Write out the data again in full, exactly as it reads.

(Records from a data collection)
☆ ☆ ☆ ☆ ☆ ☆ ☆
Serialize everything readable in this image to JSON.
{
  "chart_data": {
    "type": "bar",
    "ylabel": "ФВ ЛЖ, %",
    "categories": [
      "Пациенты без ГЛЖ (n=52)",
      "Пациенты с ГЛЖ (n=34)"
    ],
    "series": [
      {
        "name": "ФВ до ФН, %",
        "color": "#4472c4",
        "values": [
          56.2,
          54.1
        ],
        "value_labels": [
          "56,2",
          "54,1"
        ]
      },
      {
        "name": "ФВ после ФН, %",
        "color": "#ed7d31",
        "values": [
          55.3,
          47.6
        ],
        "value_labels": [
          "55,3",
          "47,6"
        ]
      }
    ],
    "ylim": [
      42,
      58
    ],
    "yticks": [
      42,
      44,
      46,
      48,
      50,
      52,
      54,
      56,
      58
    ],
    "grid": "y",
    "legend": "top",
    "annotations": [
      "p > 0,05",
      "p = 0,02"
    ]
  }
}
☆ ☆ ☆ ☆ ☆ ☆ ☆
IN RESPONSE:
Serialize everything readable in this image to JSON.
{
  "chart_data": {
    "type": "bar",
    "ylabel": "ФВ ЛЖ, %",
    "categories": [
      "Пациенты без ГЛЖ (n=52)",
      "Пациенты с ГЛЖ (n=34)"
    ],
    "series": [
      {
        "name": "ФВ до ФН, %",
        "color": "#4472c4",
        "values": [
          56.2,
          54.1
        ],
        "value_labels": [
          "56,2",
          "54,1"
        ]
      },
      {
        "name": "ФВ после ФН, %",
        "color": "#ed7d31",
        "values": [
          55.3,
          47.6
        ],
        "value_labels": [
          "55,3",
          "47,6"
        ]
      }
    ],
    "ylim": [
      42,
      58
    ],
    "yticks": [
      42,
      44,
      46,
      48,
      50,
      52,
      54,
      56,
      58
    ],
    "grid": "y",
    "legend": "top",
    "annotations": [
      "p > 0,05",
      "p = 0,02"
    ]
  }
}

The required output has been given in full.